* WHAT YOU SHOULD DO
Identify the lines holding "South" and copy them.

* INPUT DATA

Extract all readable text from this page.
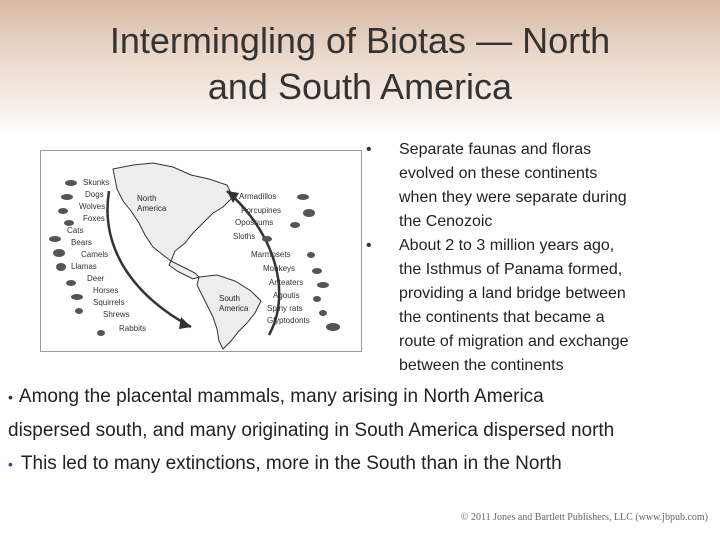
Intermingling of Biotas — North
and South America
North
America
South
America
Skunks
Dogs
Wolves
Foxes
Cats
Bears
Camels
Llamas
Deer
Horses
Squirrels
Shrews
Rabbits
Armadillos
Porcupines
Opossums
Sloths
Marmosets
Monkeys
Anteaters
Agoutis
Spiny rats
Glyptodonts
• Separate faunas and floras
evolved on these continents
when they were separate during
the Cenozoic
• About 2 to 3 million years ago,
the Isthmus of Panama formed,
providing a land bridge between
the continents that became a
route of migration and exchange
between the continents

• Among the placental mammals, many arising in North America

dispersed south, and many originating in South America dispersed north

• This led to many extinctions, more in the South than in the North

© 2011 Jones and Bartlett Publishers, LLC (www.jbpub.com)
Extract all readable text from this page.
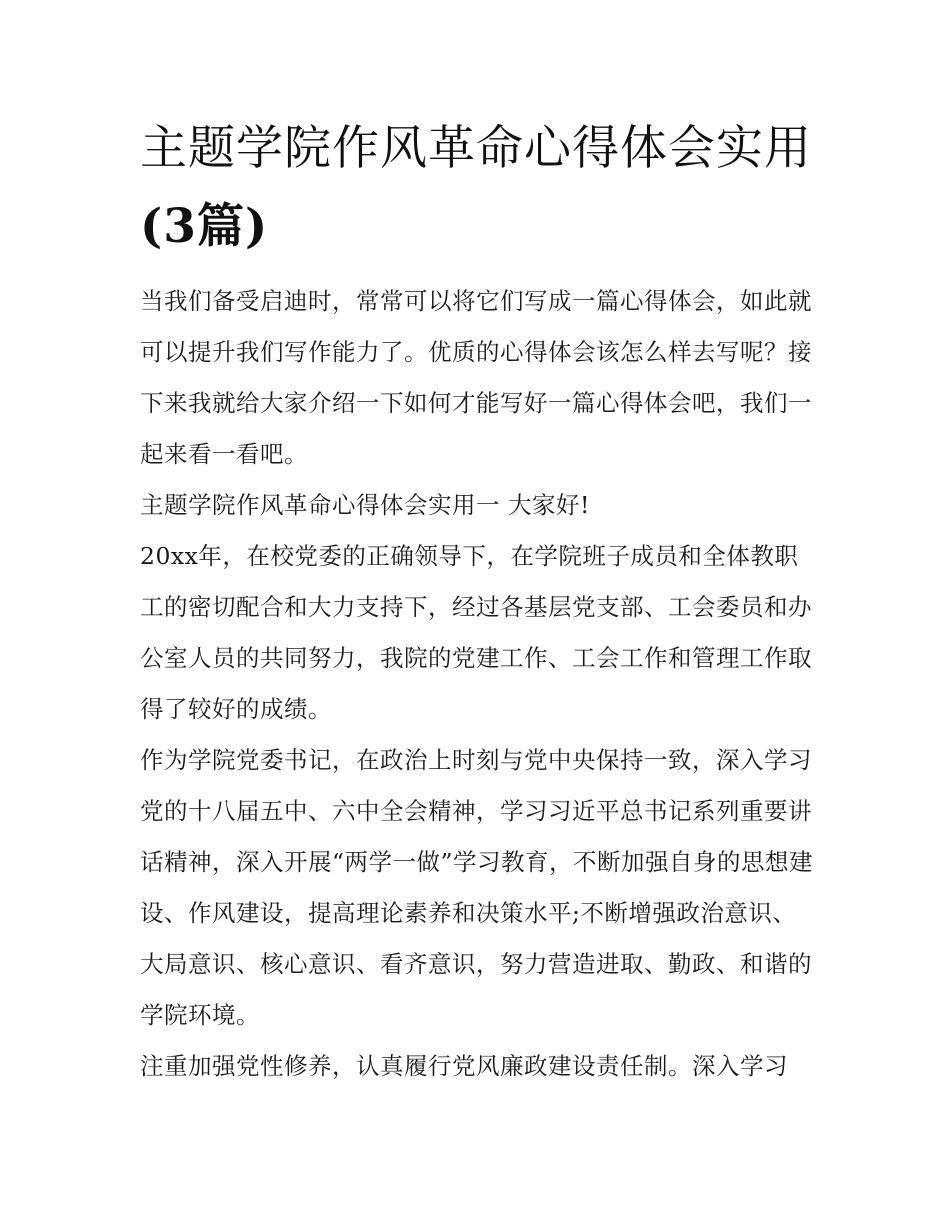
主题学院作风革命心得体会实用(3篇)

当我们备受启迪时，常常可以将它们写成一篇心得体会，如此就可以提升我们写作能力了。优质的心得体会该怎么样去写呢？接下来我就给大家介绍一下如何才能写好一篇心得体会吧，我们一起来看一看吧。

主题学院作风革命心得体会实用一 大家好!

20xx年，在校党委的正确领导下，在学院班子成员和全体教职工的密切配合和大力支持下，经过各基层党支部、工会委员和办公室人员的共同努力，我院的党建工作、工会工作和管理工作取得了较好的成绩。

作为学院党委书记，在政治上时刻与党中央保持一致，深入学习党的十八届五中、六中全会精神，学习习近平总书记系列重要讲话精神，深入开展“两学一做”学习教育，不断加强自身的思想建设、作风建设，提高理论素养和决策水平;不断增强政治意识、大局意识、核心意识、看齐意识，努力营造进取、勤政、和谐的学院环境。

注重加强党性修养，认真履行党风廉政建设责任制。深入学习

* REPLY
and South America
South
dispersed south, and many originating in South America dispersed north
• This led to many extinctions, more in the South than in the North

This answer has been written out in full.